*Exercise aim*. Your task is to give the data again, exactly, with every line intact.

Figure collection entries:
-- begin --
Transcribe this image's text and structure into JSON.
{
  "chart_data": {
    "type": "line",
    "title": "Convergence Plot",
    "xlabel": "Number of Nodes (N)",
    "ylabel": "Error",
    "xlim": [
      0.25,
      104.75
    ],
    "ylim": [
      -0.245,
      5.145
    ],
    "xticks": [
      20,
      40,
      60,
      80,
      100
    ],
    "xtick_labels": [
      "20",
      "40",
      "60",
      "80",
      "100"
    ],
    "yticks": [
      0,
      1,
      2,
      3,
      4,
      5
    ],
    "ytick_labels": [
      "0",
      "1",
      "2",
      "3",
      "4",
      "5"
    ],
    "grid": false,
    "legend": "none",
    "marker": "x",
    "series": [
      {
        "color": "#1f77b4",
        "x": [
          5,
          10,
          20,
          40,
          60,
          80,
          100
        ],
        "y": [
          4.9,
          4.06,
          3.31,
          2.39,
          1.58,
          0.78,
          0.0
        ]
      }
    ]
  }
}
-- end --
*Finished task*.
Transcribe this image's text and structure into JSON.
{
  "chart_data": {
    "type": "line",
    "title": "Convergence Plot",
    "xlabel": "Number of Nodes (N)",
    "ylabel": "Error",
    "xlim": [
      0.25,
      104.75
    ],
    "ylim": [
      -0.245,
      5.145
    ],
    "xticks": [
      20,
      40,
      60,
      80,
      100
    ],
    "xtick_labels": [
      "20",
      "40",
      "60",
      "80",
      "100"
    ],
    "yticks": [
      0,
      1,
      2,
      3,
      4,
      5
    ],
    "ytick_labels": [
      "0",
      "1",
      "2",
      "3",
      "4",
      "5"
    ],
    "grid": false,
    "legend": "none",
    "marker": "x",
    "series": [
      {
        "color": "#1f77b4",
        "x": [
          5,
          10,
          20,
          40,
          60,
          80,
          100
        ],
        "y": [
          4.9,
          4.06,
          3.31,
          2.39,
          1.58,
          0.78,
          0.0
        ]
      }
    ]
  }
}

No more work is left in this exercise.